> **SUPPLIED MATERIAL**:
+ + + +
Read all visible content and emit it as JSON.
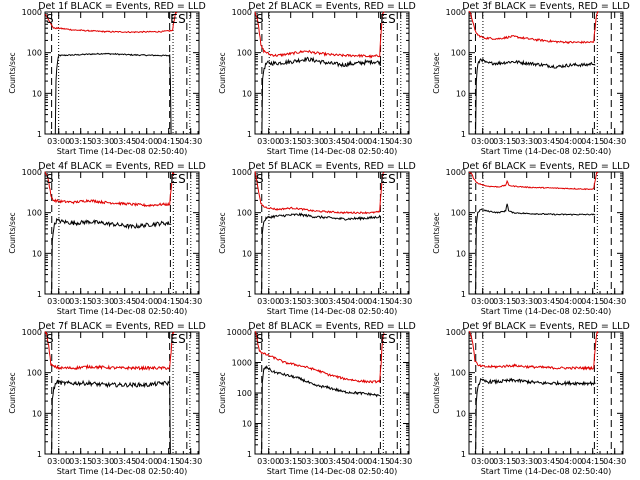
{
  "chart_data": [
    {
      "type": "line",
      "title": "Det 1f BLACK = Events, RED = LLD",
      "xlabel": "Start Time (14-Dec-08 02:50:40)",
      "ylabel": "Counts/sec",
      "x_ticks": [
        "03:00",
        "03:15",
        "03:30",
        "03:45",
        "04:00",
        "04:15",
        "04:30"
      ],
      "x_range_min": [
        0,
        105
      ],
      "y_scale": "log",
      "y_ticks": [
        "1",
        "10",
        "100",
        "1000"
      ],
      "ylim": [
        1,
        1000
      ],
      "markers": {
        "start": "S",
        "end": "E"
      },
      "vlines_min": [
        4.5,
        9.3,
        85,
        87.3,
        96.7,
        98.8
      ],
      "series": [
        {
          "color": "#000000",
          "noise": 0.015,
          "x": [
            5,
            7,
            8,
            9.3,
            20,
            40,
            60,
            80,
            85,
            85.3,
            85.6,
            86
          ],
          "y": [
            0,
            0,
            40,
            85,
            88,
            95,
            88,
            85,
            85,
            60,
            1,
            1
          ]
        },
        {
          "color": "#e00000",
          "noise": 0.015,
          "x": [
            0,
            1,
            2,
            3,
            4,
            6,
            9,
            20,
            40,
            60,
            80,
            87,
            88,
            89,
            90
          ],
          "y": [
            900,
            800,
            700,
            600,
            500,
            400,
            400,
            360,
            330,
            320,
            330,
            350,
            600,
            950,
            1000
          ]
        }
      ]
    },
    {
      "type": "line",
      "title": "Det 2f BLACK = Events, RED = LLD",
      "xlabel": "Start Time (14-Dec-08 02:50:40)",
      "ylabel": "Counts/sec",
      "x_ticks": [
        "03:00",
        "03:15",
        "03:30",
        "03:45",
        "04:00",
        "04:15",
        "04:30"
      ],
      "x_range_min": [
        0,
        105
      ],
      "y_scale": "log",
      "y_ticks": [
        "1",
        "10",
        "100",
        "1000"
      ],
      "ylim": [
        1,
        1000
      ],
      "markers": {
        "start": "S",
        "end": "E"
      },
      "vlines_min": [
        4.7,
        9.7,
        85.6,
        87.5,
        97,
        99.4
      ],
      "series": [
        {
          "color": "#000000",
          "noise": 0.05,
          "x": [
            4.7,
            5,
            6,
            8,
            10,
            15,
            25,
            35,
            40,
            50,
            60,
            70,
            80,
            85,
            86
          ],
          "y": [
            1,
            15,
            40,
            55,
            55,
            55,
            60,
            70,
            65,
            55,
            50,
            55,
            60,
            58,
            50
          ]
        },
        {
          "color": "#e00000",
          "noise": 0.03,
          "x": [
            0,
            1,
            2,
            3,
            4,
            6,
            10,
            15,
            25,
            35,
            40,
            50,
            60,
            70,
            80,
            85,
            86,
            87,
            88
          ],
          "y": [
            1000,
            800,
            600,
            300,
            150,
            110,
            90,
            85,
            95,
            110,
            100,
            90,
            85,
            85,
            80,
            85,
            300,
            900,
            1000
          ]
        }
      ]
    },
    {
      "type": "line",
      "title": "Det 3f BLACK = Events, RED = LLD",
      "xlabel": "Start Time (14-Dec-08 02:50:40)",
      "ylabel": "Counts/sec",
      "x_ticks": [
        "03:00",
        "03:15",
        "03:30",
        "03:45",
        "04:00",
        "04:15",
        "04:30"
      ],
      "x_range_min": [
        0,
        105
      ],
      "y_scale": "log",
      "y_ticks": [
        "1",
        "10",
        "100",
        "1000"
      ],
      "ylim": [
        1,
        1000
      ],
      "markers": {},
      "vlines_min": [
        4.4,
        9.5,
        85.5,
        87.5,
        97
      ],
      "series": [
        {
          "color": "#000000",
          "noise": 0.04,
          "x": [
            4.5,
            5,
            6,
            8,
            12,
            20,
            30,
            40,
            50,
            60,
            70,
            80,
            85,
            86
          ],
          "y": [
            1,
            20,
            50,
            70,
            55,
            55,
            60,
            55,
            50,
            45,
            50,
            50,
            55,
            50
          ]
        },
        {
          "color": "#e00000",
          "noise": 0.025,
          "x": [
            0,
            1,
            2,
            3,
            4,
            6,
            10,
            20,
            30,
            40,
            50,
            60,
            70,
            80,
            85,
            86,
            87,
            88
          ],
          "y": [
            1000,
            900,
            700,
            500,
            350,
            270,
            230,
            220,
            250,
            220,
            200,
            185,
            180,
            180,
            180,
            400,
            900,
            1000
          ]
        }
      ]
    },
    {
      "type": "line",
      "title": "Det 4f BLACK = Events, RED = LLD",
      "xlabel": "Start Time (14-Dec-08 02:50:40)",
      "ylabel": "Counts/sec",
      "x_ticks": [
        "03:00",
        "03:15",
        "03:30",
        "03:45",
        "04:00",
        "04:15",
        "04:30"
      ],
      "x_range_min": [
        0,
        105
      ],
      "y_scale": "log",
      "y_ticks": [
        "1",
        "10",
        "100",
        "1000"
      ],
      "ylim": [
        1,
        1000
      ],
      "markers": {
        "start": "S",
        "end": "E"
      },
      "vlines_min": [
        4.6,
        9.5,
        85.5,
        87.5,
        97,
        99.4
      ],
      "series": [
        {
          "color": "#000000",
          "noise": 0.05,
          "x": [
            4.5,
            5,
            6,
            8,
            12,
            20,
            30,
            40,
            50,
            60,
            70,
            80,
            85,
            86
          ],
          "y": [
            1,
            20,
            45,
            65,
            60,
            55,
            60,
            55,
            50,
            45,
            50,
            55,
            55,
            50
          ]
        },
        {
          "color": "#e00000",
          "noise": 0.03,
          "x": [
            0,
            1,
            2,
            3,
            4,
            6,
            10,
            20,
            30,
            40,
            50,
            60,
            70,
            80,
            85,
            86,
            87,
            88
          ],
          "y": [
            1000,
            900,
            700,
            450,
            250,
            200,
            190,
            180,
            200,
            180,
            170,
            160,
            150,
            160,
            160,
            350,
            900,
            1000
          ]
        }
      ]
    },
    {
      "type": "line",
      "title": "Det 5f BLACK = Events, RED = LLD",
      "xlabel": "Start Time (14-Dec-08 02:50:40)",
      "ylabel": "Counts/sec",
      "x_ticks": [
        "03:00",
        "03:15",
        "03:30",
        "03:45",
        "04:00",
        "04:15",
        "04:30"
      ],
      "x_range_min": [
        0,
        105
      ],
      "y_scale": "log",
      "y_ticks": [
        "1",
        "10",
        "100",
        "1000"
      ],
      "ylim": [
        1,
        1000
      ],
      "markers": {
        "start": "S",
        "end": "E"
      },
      "vlines_min": [
        4.6,
        9.5,
        85.5,
        87.5,
        97
      ],
      "series": [
        {
          "color": "#000000",
          "noise": 0.03,
          "x": [
            4.5,
            5,
            6,
            8,
            12,
            20,
            30,
            40,
            50,
            60,
            70,
            80,
            85,
            86
          ],
          "y": [
            1,
            30,
            60,
            75,
            80,
            85,
            90,
            80,
            75,
            70,
            72,
            75,
            80,
            75
          ]
        },
        {
          "color": "#e00000",
          "noise": 0.02,
          "x": [
            0,
            1,
            2,
            3,
            4,
            6,
            10,
            15,
            25,
            30,
            40,
            50,
            60,
            70,
            80,
            85,
            86,
            87,
            88
          ],
          "y": [
            1000,
            700,
            400,
            250,
            170,
            140,
            130,
            120,
            130,
            125,
            110,
            105,
            100,
            100,
            100,
            105,
            300,
            900,
            1000
          ]
        }
      ]
    },
    {
      "type": "line",
      "title": "Det 6f BLACK = Events, RED = LLD",
      "xlabel": "Start Time (14-Dec-08 02:50:40)",
      "ylabel": "Counts/sec",
      "x_ticks": [
        "03:00",
        "03:15",
        "03:30",
        "03:45",
        "04:00",
        "04:15",
        "04:30"
      ],
      "x_range_min": [
        0,
        105
      ],
      "y_scale": "log",
      "y_ticks": [
        "1",
        "10",
        "100",
        "1000"
      ],
      "ylim": [
        1,
        1000
      ],
      "markers": {},
      "vlines_min": [
        4.6,
        9.5,
        85.5,
        87.5,
        97
      ],
      "series": [
        {
          "color": "#000000",
          "noise": 0.015,
          "x": [
            4.5,
            5,
            6,
            8,
            12,
            20,
            25,
            26,
            27,
            30,
            40,
            60,
            80,
            85,
            86
          ],
          "y": [
            1,
            50,
            100,
            120,
            110,
            100,
            110,
            170,
            110,
            100,
            95,
            90,
            90,
            90,
            85
          ]
        },
        {
          "color": "#e00000",
          "noise": 0.012,
          "x": [
            0,
            1,
            2,
            3,
            5,
            8,
            12,
            20,
            25,
            26,
            27,
            30,
            40,
            60,
            80,
            85,
            86,
            87,
            88
          ],
          "y": [
            1000,
            950,
            900,
            700,
            550,
            500,
            450,
            430,
            470,
            600,
            470,
            450,
            420,
            400,
            380,
            380,
            600,
            950,
            1000
          ]
        }
      ]
    },
    {
      "type": "line",
      "title": "Det 7f BLACK = Events, RED = LLD",
      "xlabel": "Start Time (14-Dec-08 02:50:40)",
      "ylabel": "Counts/sec",
      "x_ticks": [
        "03:00",
        "03:15",
        "03:30",
        "03:45",
        "04:00",
        "04:15",
        "04:30"
      ],
      "x_range_min": [
        0,
        105
      ],
      "y_scale": "log",
      "y_ticks": [
        "1",
        "10",
        "100",
        "1000"
      ],
      "ylim": [
        1,
        1000
      ],
      "markers": {
        "start": "S",
        "end": "E"
      },
      "vlines_min": [
        4.6,
        9.4,
        85,
        87.3,
        96.7,
        98.8
      ],
      "series": [
        {
          "color": "#000000",
          "noise": 0.05,
          "x": [
            4.5,
            5,
            6,
            8,
            12,
            20,
            30,
            40,
            50,
            60,
            70,
            80,
            85,
            85.5,
            86
          ],
          "y": [
            1,
            20,
            40,
            60,
            55,
            55,
            55,
            50,
            50,
            50,
            50,
            55,
            55,
            1,
            1
          ]
        },
        {
          "color": "#e00000",
          "noise": 0.035,
          "x": [
            0,
            1,
            2,
            3,
            4,
            6,
            10,
            20,
            30,
            40,
            50,
            60,
            70,
            80,
            85,
            86,
            87,
            88
          ],
          "y": [
            1000,
            900,
            600,
            300,
            160,
            140,
            130,
            130,
            140,
            135,
            130,
            130,
            130,
            130,
            130,
            300,
            900,
            1000
          ]
        }
      ]
    },
    {
      "type": "line",
      "title": "Det 8f BLACK = Events, RED = LLD",
      "xlabel": "Start Time (14-Dec-08 02:50:40)",
      "ylabel": "Counts/sec",
      "x_ticks": [
        "03:00",
        "03:15",
        "03:30",
        "03:45",
        "04:00",
        "04:15",
        "04:30"
      ],
      "x_range_min": [
        0,
        105
      ],
      "y_scale": "log",
      "y_ticks": [
        "1",
        "10",
        "100",
        "1000",
        "10000"
      ],
      "ylim": [
        1,
        10000
      ],
      "markers": {
        "start": "S",
        "end": "E"
      },
      "vlines_min": [
        4.6,
        9.5,
        85.5,
        87.5,
        97,
        99.2
      ],
      "series": [
        {
          "color": "#000000",
          "noise": 0.04,
          "x": [
            4.5,
            5,
            6,
            8,
            12,
            20,
            30,
            40,
            50,
            60,
            70,
            80,
            85,
            86
          ],
          "y": [
            1,
            200,
            600,
            700,
            500,
            400,
            300,
            180,
            150,
            110,
            100,
            90,
            80,
            80
          ]
        },
        {
          "color": "#e00000",
          "noise": 0.035,
          "x": [
            0,
            1,
            2,
            3,
            5,
            8,
            12,
            20,
            30,
            40,
            50,
            60,
            70,
            80,
            85,
            86,
            87,
            88
          ],
          "y": [
            10000,
            8000,
            4000,
            2500,
            2000,
            1800,
            1500,
            1000,
            800,
            600,
            400,
            300,
            250,
            230,
            240,
            800,
            5000,
            10000
          ]
        }
      ]
    },
    {
      "type": "line",
      "title": "Det 9f BLACK = Events, RED = LLD",
      "xlabel": "Start Time (14-Dec-08 02:50:40)",
      "ylabel": "Counts/sec",
      "x_ticks": [
        "03:00",
        "03:15",
        "03:30",
        "03:45",
        "04:00",
        "04:15",
        "04:30"
      ],
      "x_range_min": [
        0,
        105
      ],
      "y_scale": "log",
      "y_ticks": [
        "1",
        "10",
        "100",
        "1000"
      ],
      "ylim": [
        1,
        1000
      ],
      "markers": {},
      "vlines_min": [
        4.6,
        9.5,
        85.5,
        87.5,
        97
      ],
      "series": [
        {
          "color": "#000000",
          "noise": 0.04,
          "x": [
            4.5,
            5,
            6,
            8,
            12,
            20,
            30,
            40,
            50,
            60,
            70,
            80,
            85,
            86
          ],
          "y": [
            1,
            20,
            45,
            65,
            60,
            60,
            65,
            60,
            55,
            55,
            55,
            55,
            55,
            55
          ]
        },
        {
          "color": "#e00000",
          "noise": 0.03,
          "x": [
            0,
            1,
            2,
            3,
            4,
            6,
            10,
            20,
            30,
            40,
            50,
            60,
            70,
            80,
            85,
            86,
            87,
            88
          ],
          "y": [
            1000,
            900,
            700,
            400,
            200,
            150,
            140,
            140,
            150,
            140,
            135,
            130,
            130,
            130,
            130,
            350,
            900,
            1000
          ]
        }
      ]
    }
  ]
}
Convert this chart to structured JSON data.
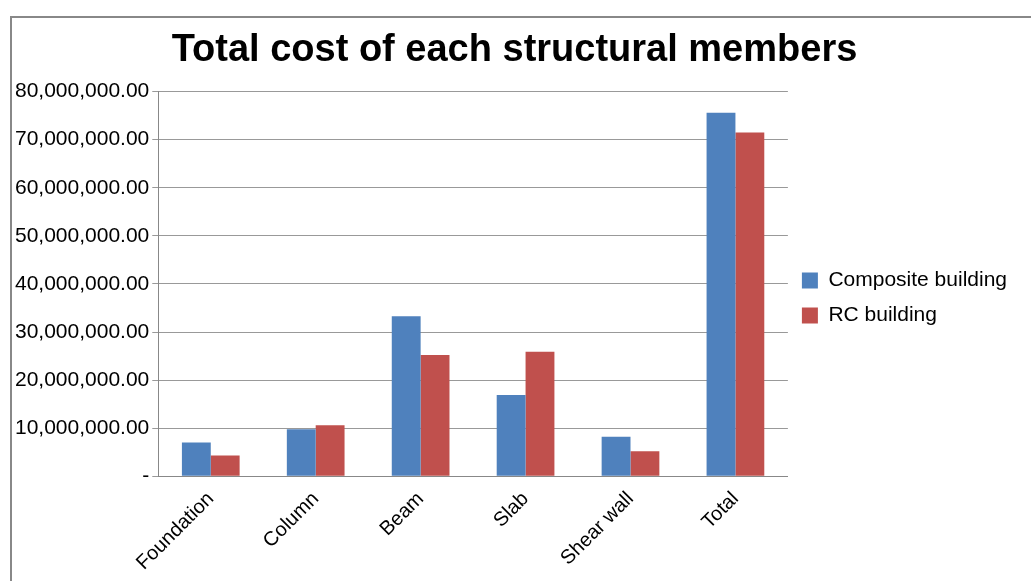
{
  "chart_data": {
    "type": "bar",
    "title": "Total cost of each structural members",
    "categories": [
      "Foundation",
      "Column",
      "Beam",
      "Slab",
      "Shear wall",
      "Total"
    ],
    "series": [
      {
        "name": "Composite building",
        "color": "#4f81bd",
        "values": [
          7000000,
          9800000,
          33300000,
          16900000,
          8200000,
          75600000
        ]
      },
      {
        "name": "RC building",
        "color": "#c0504d",
        "values": [
          4300000,
          10600000,
          25200000,
          25900000,
          5200000,
          71500000
        ]
      }
    ],
    "ylim": [
      0,
      80000000
    ],
    "yticks": [
      {
        "value": 0,
        "label": "-"
      },
      {
        "value": 10000000,
        "label": "10,000,000.00"
      },
      {
        "value": 20000000,
        "label": "20,000,000.00"
      },
      {
        "value": 30000000,
        "label": "30,000,000.00"
      },
      {
        "value": 40000000,
        "label": "40,000,000.00"
      },
      {
        "value": 50000000,
        "label": "50,000,000.00"
      },
      {
        "value": 60000000,
        "label": "60,000,000.00"
      },
      {
        "value": 70000000,
        "label": "70,000,000.00"
      },
      {
        "value": 80000000,
        "label": "80,000,000.00"
      }
    ],
    "grid": "y",
    "legend": "right"
  }
}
+ + + +
> **DIRECTIONS FOR THIS TASK**: Find the lines above holding the word "Events" and show them.

> **EXERCISE RESPONSE**:
      "title": "Det 1f BLACK = Events, RED = LLD",
      "title": "Det 2f BLACK = Events, RED = LLD",
      "title": "Det 3f BLACK = Events, RED = LLD",
      "title": "Det 4f BLACK = Events, RED = LLD",
      "title": "Det 5f BLACK = Events, RED = LLD",
      "title": "Det 6f BLACK = Events, RED = LLD",
      "title": "Det 7f BLACK = Events, RED = LLD",
      "title": "Det 8f BLACK = Events, RED = LLD",
      "title": "Det 9f BLACK = Events, RED = LLD",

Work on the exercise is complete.